What needs to be done: Show all lines of the listing that hold the word "name".

--- START ---

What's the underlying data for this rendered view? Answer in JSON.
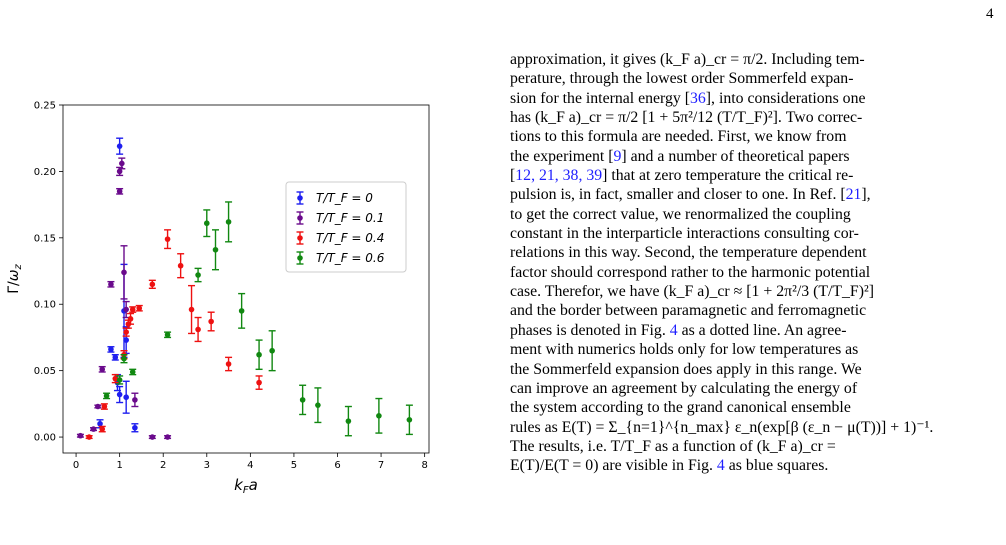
{
  "page_number": "4",
  "chart_data": {
    "type": "scatter",
    "xlabel": "k_F a",
    "ylabel": "Γ/ω_z",
    "xlim": [
      -0.3,
      8.1
    ],
    "ylim": [
      -0.012,
      0.25
    ],
    "xticks": [
      "0",
      "1",
      "2",
      "3",
      "4",
      "5",
      "6",
      "7",
      "8"
    ],
    "yticks": [
      "0.00",
      "0.05",
      "0.10",
      "0.15",
      "0.20",
      "0.25"
    ],
    "legend_position": "upper-right",
    "series": [
      {
        "name": "T/T_F = 0",
        "color": "#1f1fef",
        "points": [
          [
            0.55,
            0.01,
            0.003
          ],
          [
            0.8,
            0.066,
            0.002
          ],
          [
            0.9,
            0.06,
            0.002
          ],
          [
            0.95,
            0.041,
            0.006
          ],
          [
            1.0,
            0.219,
            0.006
          ],
          [
            1.0,
            0.032,
            0.006
          ],
          [
            1.1,
            0.095,
            0.035
          ],
          [
            1.15,
            0.073,
            0.01
          ],
          [
            1.15,
            0.03,
            0.012
          ],
          [
            1.35,
            0.007,
            0.003
          ]
        ]
      },
      {
        "name": "T/T_F = 0.1",
        "color": "#6a0a8c",
        "points": [
          [
            0.1,
            0.001,
            0.001
          ],
          [
            0.4,
            0.006,
            0.001
          ],
          [
            0.5,
            0.023,
            0.001
          ],
          [
            0.6,
            0.051,
            0.002
          ],
          [
            0.8,
            0.115,
            0.002
          ],
          [
            1.0,
            0.185,
            0.002
          ],
          [
            1.0,
            0.2,
            0.003
          ],
          [
            1.05,
            0.206,
            0.004
          ],
          [
            1.1,
            0.124,
            0.02
          ],
          [
            1.15,
            0.096,
            0.006
          ],
          [
            1.35,
            0.028,
            0.005
          ],
          [
            1.75,
            0.0,
            0.001
          ],
          [
            2.1,
            0.0,
            0.001
          ]
        ]
      },
      {
        "name": "T/T_F = 0.4",
        "color": "#ee1111",
        "points": [
          [
            0.3,
            0.0,
            0.001
          ],
          [
            0.6,
            0.006,
            0.002
          ],
          [
            0.65,
            0.023,
            0.002
          ],
          [
            0.9,
            0.044,
            0.003
          ],
          [
            1.1,
            0.062,
            0.003
          ],
          [
            1.15,
            0.079,
            0.003
          ],
          [
            1.2,
            0.085,
            0.003
          ],
          [
            1.25,
            0.089,
            0.004
          ],
          [
            1.3,
            0.096,
            0.002
          ],
          [
            1.45,
            0.097,
            0.002
          ],
          [
            1.75,
            0.115,
            0.003
          ],
          [
            2.1,
            0.149,
            0.007
          ],
          [
            2.4,
            0.129,
            0.009
          ],
          [
            2.65,
            0.096,
            0.018
          ],
          [
            2.8,
            0.081,
            0.009
          ],
          [
            3.1,
            0.087,
            0.007
          ],
          [
            3.5,
            0.055,
            0.005
          ],
          [
            4.2,
            0.041,
            0.005
          ]
        ]
      },
      {
        "name": "T/T_F = 0.6",
        "color": "#118811",
        "points": [
          [
            0.7,
            0.031,
            0.002
          ],
          [
            1.0,
            0.043,
            0.003
          ],
          [
            1.1,
            0.059,
            0.003
          ],
          [
            1.3,
            0.049,
            0.002
          ],
          [
            2.1,
            0.077,
            0.002
          ],
          [
            2.8,
            0.122,
            0.005
          ],
          [
            3.0,
            0.161,
            0.01
          ],
          [
            3.2,
            0.141,
            0.015
          ],
          [
            3.5,
            0.162,
            0.015
          ],
          [
            3.8,
            0.095,
            0.013
          ],
          [
            4.2,
            0.062,
            0.011
          ],
          [
            4.5,
            0.065,
            0.015
          ],
          [
            5.2,
            0.028,
            0.011
          ],
          [
            5.55,
            0.024,
            0.013
          ],
          [
            6.25,
            0.012,
            0.011
          ],
          [
            6.95,
            0.016,
            0.013
          ],
          [
            7.65,
            0.013,
            0.011
          ]
        ]
      }
    ]
  },
  "legend": {
    "t0": "T/T_F = 0",
    "t01": "T/T_F = 0.1",
    "t04": "T/T_F = 0.4",
    "t06": "T/T_F = 0.6"
  },
  "text": {
    "line1": "approximation, it gives (k_F a)_cr = π/2. Including tem-",
    "line2": "perature, through the lowest order Sommerfeld expan-",
    "line3a": "sion for the internal energy [",
    "line3ref": "36",
    "line3b": "], into considerations one",
    "line4": "has (k_F a)_cr = π/2 [1 + 5π²/12 (T/T_F)²].   Two correc-",
    "line5": "tions to this formula are needed.  First, we know from",
    "line6a": "the experiment [",
    "line6ref": "9",
    "line6b": "] and a number of theoretical papers",
    "line7a": "[",
    "line7refs": "12, 21, 38, 39",
    "line7b": "] that at zero temperature the critical re-",
    "line8a": "pulsion is, in fact, smaller and closer to one. In Ref. [",
    "line8ref": "21",
    "line8b": "],",
    "line9": "to get the correct value, we renormalized the coupling",
    "line10": "constant in the interparticle interactions consulting cor-",
    "line11": "relations in this way. Second, the temperature dependent",
    "line12": "factor should correspond rather to the harmonic potential",
    "line13": "case.  Therefor, we have (k_F a)_cr ≈ [1 + 2π²/3 (T/T_F)²]",
    "line14": "and the border between paramagnetic and ferromagnetic",
    "line15a": "phases is denoted in Fig. ",
    "line15ref": "4",
    "line15b": " as a dotted line.  An agree-",
    "line16": "ment with numerics holds only for low temperatures as",
    "line17": "the Sommerfeld expansion does apply in this range.  We",
    "line18": "can improve an agreement by calculating the energy of",
    "line19": "the system according to the grand canonical ensemble",
    "line20": "rules as E(T) = Σ_{n=1}^{n_max} ε_n(exp[β (ε_n − μ(T))] + 1)⁻¹.",
    "line21": "The results, i.e.  T/T_F as a function of (k_F a)_cr =",
    "line22a": "E(T)/E(T = 0) are visible in Fig. ",
    "line22ref": "4",
    "line22b": " as blue squares."
  }
}
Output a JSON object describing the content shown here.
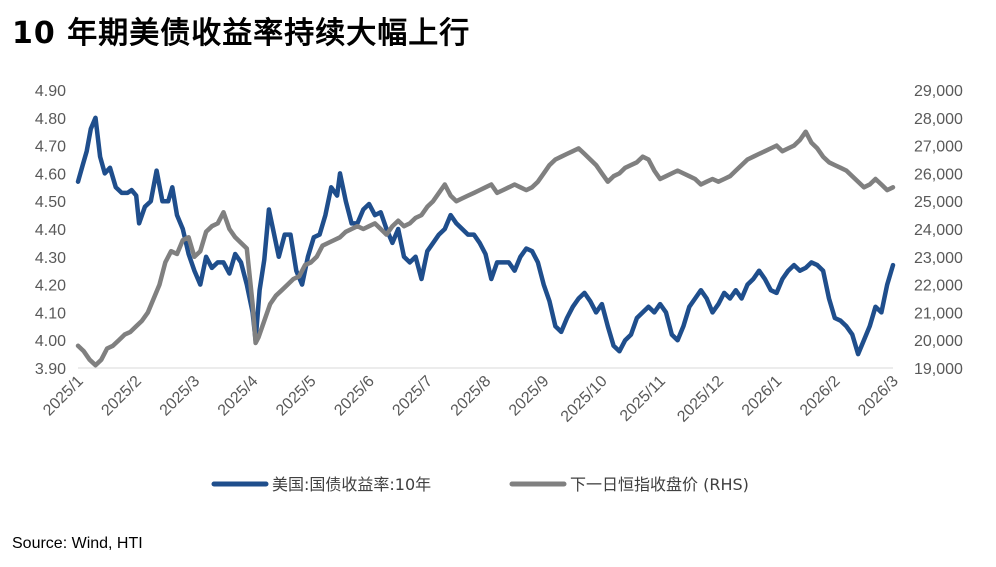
{
  "title": "10 年期美债收益率持续大幅上行",
  "source": "Source: Wind, HTI",
  "chart_data": {
    "type": "line",
    "x": [
      "2025/1",
      "2025/2",
      "2025/3",
      "2025/4",
      "2025/5",
      "2025/6",
      "2025/7",
      "2025/8",
      "2025/9",
      "2025/10",
      "2025/11",
      "2025/12",
      "2026/1",
      "2026/2",
      "2026/3"
    ],
    "ylim_left": [
      3.9,
      4.9
    ],
    "yticks_left": [
      "4.90",
      "4.80",
      "4.70",
      "4.60",
      "4.50",
      "4.40",
      "4.30",
      "4.20",
      "4.10",
      "4.00",
      "3.90"
    ],
    "ylim_right": [
      19000,
      29000
    ],
    "yticks_right": [
      "29,000",
      "28,000",
      "27,000",
      "26,000",
      "25,000",
      "24,000",
      "23,000",
      "22,000",
      "21,000",
      "20,000",
      "19,000"
    ],
    "series": [
      {
        "name": "美国:国债收益率:10年",
        "axis": "left",
        "color": "#1f4e8c",
        "points": [
          [
            0,
            4.57
          ],
          [
            0.08,
            4.63
          ],
          [
            0.15,
            4.68
          ],
          [
            0.22,
            4.76
          ],
          [
            0.3,
            4.8
          ],
          [
            0.38,
            4.66
          ],
          [
            0.46,
            4.6
          ],
          [
            0.55,
            4.62
          ],
          [
            0.65,
            4.55
          ],
          [
            0.75,
            4.53
          ],
          [
            0.85,
            4.53
          ],
          [
            0.92,
            4.54
          ],
          [
            1.0,
            4.52
          ],
          [
            1.05,
            4.42
          ],
          [
            1.15,
            4.48
          ],
          [
            1.25,
            4.5
          ],
          [
            1.35,
            4.61
          ],
          [
            1.45,
            4.5
          ],
          [
            1.55,
            4.5
          ],
          [
            1.62,
            4.55
          ],
          [
            1.7,
            4.45
          ],
          [
            1.8,
            4.4
          ],
          [
            1.9,
            4.31
          ],
          [
            2.0,
            4.25
          ],
          [
            2.1,
            4.2
          ],
          [
            2.2,
            4.3
          ],
          [
            2.3,
            4.26
          ],
          [
            2.4,
            4.28
          ],
          [
            2.5,
            4.28
          ],
          [
            2.6,
            4.24
          ],
          [
            2.7,
            4.31
          ],
          [
            2.8,
            4.28
          ],
          [
            2.9,
            4.2
          ],
          [
            3.0,
            4.1
          ],
          [
            3.05,
            4.0
          ],
          [
            3.12,
            4.18
          ],
          [
            3.2,
            4.29
          ],
          [
            3.28,
            4.47
          ],
          [
            3.35,
            4.4
          ],
          [
            3.45,
            4.3
          ],
          [
            3.55,
            4.38
          ],
          [
            3.65,
            4.38
          ],
          [
            3.75,
            4.25
          ],
          [
            3.85,
            4.2
          ],
          [
            3.95,
            4.3
          ],
          [
            4.05,
            4.37
          ],
          [
            4.15,
            4.38
          ],
          [
            4.25,
            4.45
          ],
          [
            4.35,
            4.55
          ],
          [
            4.45,
            4.52
          ],
          [
            4.5,
            4.6
          ],
          [
            4.6,
            4.5
          ],
          [
            4.7,
            4.42
          ],
          [
            4.8,
            4.42
          ],
          [
            4.9,
            4.47
          ],
          [
            5.0,
            4.49
          ],
          [
            5.1,
            4.45
          ],
          [
            5.2,
            4.46
          ],
          [
            5.3,
            4.4
          ],
          [
            5.4,
            4.35
          ],
          [
            5.5,
            4.4
          ],
          [
            5.6,
            4.3
          ],
          [
            5.7,
            4.28
          ],
          [
            5.8,
            4.3
          ],
          [
            5.9,
            4.22
          ],
          [
            6.0,
            4.32
          ],
          [
            6.1,
            4.35
          ],
          [
            6.2,
            4.38
          ],
          [
            6.3,
            4.4
          ],
          [
            6.4,
            4.45
          ],
          [
            6.5,
            4.42
          ],
          [
            6.6,
            4.4
          ],
          [
            6.7,
            4.38
          ],
          [
            6.8,
            4.38
          ],
          [
            6.9,
            4.35
          ],
          [
            7.0,
            4.31
          ],
          [
            7.1,
            4.22
          ],
          [
            7.2,
            4.28
          ],
          [
            7.3,
            4.28
          ],
          [
            7.4,
            4.28
          ],
          [
            7.5,
            4.25
          ],
          [
            7.6,
            4.3
          ],
          [
            7.7,
            4.33
          ],
          [
            7.8,
            4.32
          ],
          [
            7.9,
            4.28
          ],
          [
            8.0,
            4.2
          ],
          [
            8.1,
            4.14
          ],
          [
            8.2,
            4.05
          ],
          [
            8.3,
            4.03
          ],
          [
            8.4,
            4.08
          ],
          [
            8.5,
            4.12
          ],
          [
            8.6,
            4.15
          ],
          [
            8.7,
            4.17
          ],
          [
            8.8,
            4.14
          ],
          [
            8.9,
            4.1
          ],
          [
            9.0,
            4.13
          ],
          [
            9.1,
            4.05
          ],
          [
            9.2,
            3.98
          ],
          [
            9.3,
            3.96
          ],
          [
            9.4,
            4.0
          ],
          [
            9.5,
            4.02
          ],
          [
            9.6,
            4.08
          ],
          [
            9.7,
            4.1
          ],
          [
            9.8,
            4.12
          ],
          [
            9.9,
            4.1
          ],
          [
            10.0,
            4.13
          ],
          [
            10.1,
            4.1
          ],
          [
            10.2,
            4.02
          ],
          [
            10.3,
            4.0
          ],
          [
            10.4,
            4.05
          ],
          [
            10.5,
            4.12
          ],
          [
            10.6,
            4.15
          ],
          [
            10.7,
            4.18
          ],
          [
            10.8,
            4.15
          ],
          [
            10.9,
            4.1
          ],
          [
            11.0,
            4.13
          ],
          [
            11.1,
            4.17
          ],
          [
            11.2,
            4.15
          ],
          [
            11.3,
            4.18
          ],
          [
            11.4,
            4.15
          ],
          [
            11.5,
            4.2
          ],
          [
            11.6,
            4.22
          ],
          [
            11.7,
            4.25
          ],
          [
            11.8,
            4.22
          ],
          [
            11.9,
            4.18
          ],
          [
            12.0,
            4.17
          ],
          [
            12.1,
            4.22
          ],
          [
            12.2,
            4.25
          ],
          [
            12.3,
            4.27
          ],
          [
            12.4,
            4.25
          ],
          [
            12.5,
            4.26
          ],
          [
            12.6,
            4.28
          ],
          [
            12.7,
            4.27
          ],
          [
            12.8,
            4.25
          ],
          [
            12.9,
            4.15
          ],
          [
            13.0,
            4.08
          ],
          [
            13.1,
            4.07
          ],
          [
            13.2,
            4.05
          ],
          [
            13.3,
            4.02
          ],
          [
            13.4,
            3.95
          ],
          [
            13.5,
            4.0
          ],
          [
            13.6,
            4.05
          ],
          [
            13.7,
            4.12
          ],
          [
            13.8,
            4.1
          ],
          [
            13.9,
            4.2
          ],
          [
            14.0,
            4.27
          ]
        ]
      },
      {
        "name": "下一日恒指收盘价 (RHS)",
        "axis": "right",
        "color": "#808080",
        "points": [
          [
            0,
            19800
          ],
          [
            0.1,
            19600
          ],
          [
            0.2,
            19300
          ],
          [
            0.3,
            19100
          ],
          [
            0.4,
            19300
          ],
          [
            0.5,
            19700
          ],
          [
            0.6,
            19800
          ],
          [
            0.7,
            20000
          ],
          [
            0.8,
            20200
          ],
          [
            0.9,
            20300
          ],
          [
            1.0,
            20500
          ],
          [
            1.1,
            20700
          ],
          [
            1.2,
            21000
          ],
          [
            1.3,
            21500
          ],
          [
            1.4,
            22000
          ],
          [
            1.5,
            22800
          ],
          [
            1.6,
            23200
          ],
          [
            1.7,
            23100
          ],
          [
            1.8,
            23600
          ],
          [
            1.9,
            23700
          ],
          [
            2.0,
            23000
          ],
          [
            2.1,
            23200
          ],
          [
            2.2,
            23900
          ],
          [
            2.3,
            24100
          ],
          [
            2.4,
            24200
          ],
          [
            2.5,
            24600
          ],
          [
            2.6,
            24000
          ],
          [
            2.7,
            23700
          ],
          [
            2.8,
            23500
          ],
          [
            2.9,
            23300
          ],
          [
            3.0,
            21300
          ],
          [
            3.05,
            19900
          ],
          [
            3.1,
            20100
          ],
          [
            3.2,
            20700
          ],
          [
            3.3,
            21300
          ],
          [
            3.4,
            21600
          ],
          [
            3.5,
            21800
          ],
          [
            3.6,
            22000
          ],
          [
            3.7,
            22200
          ],
          [
            3.8,
            22300
          ],
          [
            3.9,
            22700
          ],
          [
            4.0,
            22800
          ],
          [
            4.1,
            23000
          ],
          [
            4.2,
            23400
          ],
          [
            4.3,
            23500
          ],
          [
            4.4,
            23600
          ],
          [
            4.5,
            23700
          ],
          [
            4.6,
            23900
          ],
          [
            4.7,
            24000
          ],
          [
            4.8,
            24100
          ],
          [
            4.9,
            24000
          ],
          [
            5.0,
            24100
          ],
          [
            5.1,
            24200
          ],
          [
            5.2,
            24000
          ],
          [
            5.3,
            23800
          ],
          [
            5.4,
            24100
          ],
          [
            5.5,
            24300
          ],
          [
            5.6,
            24100
          ],
          [
            5.7,
            24200
          ],
          [
            5.8,
            24400
          ],
          [
            5.9,
            24500
          ],
          [
            6.0,
            24800
          ],
          [
            6.1,
            25000
          ],
          [
            6.2,
            25300
          ],
          [
            6.3,
            25600
          ],
          [
            6.4,
            25200
          ],
          [
            6.5,
            25000
          ],
          [
            6.6,
            25100
          ],
          [
            6.7,
            25200
          ],
          [
            6.8,
            25300
          ],
          [
            6.9,
            25400
          ],
          [
            7.0,
            25500
          ],
          [
            7.1,
            25600
          ],
          [
            7.2,
            25300
          ],
          [
            7.3,
            25400
          ],
          [
            7.4,
            25500
          ],
          [
            7.5,
            25600
          ],
          [
            7.6,
            25500
          ],
          [
            7.7,
            25400
          ],
          [
            7.8,
            25500
          ],
          [
            7.9,
            25700
          ],
          [
            8.0,
            26000
          ],
          [
            8.1,
            26300
          ],
          [
            8.2,
            26500
          ],
          [
            8.3,
            26600
          ],
          [
            8.4,
            26700
          ],
          [
            8.5,
            26800
          ],
          [
            8.6,
            26900
          ],
          [
            8.7,
            26700
          ],
          [
            8.8,
            26500
          ],
          [
            8.9,
            26300
          ],
          [
            9.0,
            26000
          ],
          [
            9.1,
            25700
          ],
          [
            9.2,
            25900
          ],
          [
            9.3,
            26000
          ],
          [
            9.4,
            26200
          ],
          [
            9.5,
            26300
          ],
          [
            9.6,
            26400
          ],
          [
            9.7,
            26600
          ],
          [
            9.8,
            26500
          ],
          [
            9.9,
            26100
          ],
          [
            10.0,
            25800
          ],
          [
            10.1,
            25900
          ],
          [
            10.2,
            26000
          ],
          [
            10.3,
            26100
          ],
          [
            10.4,
            26000
          ],
          [
            10.5,
            25900
          ],
          [
            10.6,
            25800
          ],
          [
            10.7,
            25600
          ],
          [
            10.8,
            25700
          ],
          [
            10.9,
            25800
          ],
          [
            11.0,
            25700
          ],
          [
            11.1,
            25800
          ],
          [
            11.2,
            25900
          ],
          [
            11.3,
            26100
          ],
          [
            11.4,
            26300
          ],
          [
            11.5,
            26500
          ],
          [
            11.6,
            26600
          ],
          [
            11.7,
            26700
          ],
          [
            11.8,
            26800
          ],
          [
            11.9,
            26900
          ],
          [
            12.0,
            27000
          ],
          [
            12.1,
            26800
          ],
          [
            12.2,
            26900
          ],
          [
            12.3,
            27000
          ],
          [
            12.4,
            27200
          ],
          [
            12.5,
            27500
          ],
          [
            12.6,
            27100
          ],
          [
            12.7,
            26900
          ],
          [
            12.8,
            26600
          ],
          [
            12.9,
            26400
          ],
          [
            13.0,
            26300
          ],
          [
            13.1,
            26200
          ],
          [
            13.2,
            26100
          ],
          [
            13.3,
            25900
          ],
          [
            13.4,
            25700
          ],
          [
            13.5,
            25500
          ],
          [
            13.6,
            25600
          ],
          [
            13.7,
            25800
          ],
          [
            13.8,
            25600
          ],
          [
            13.9,
            25400
          ],
          [
            14.0,
            25500
          ]
        ]
      }
    ]
  }
}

--- END ---

Complete output:
        "name": "T/T_F = 0",
        "name": "T/T_F = 0.1",
        "name": "T/T_F = 0.4",
        "name": "T/T_F = 0.6",
        "name": "美国:国债收益率:10年",
        "name": "下一日恒指收盘价 (RHS)",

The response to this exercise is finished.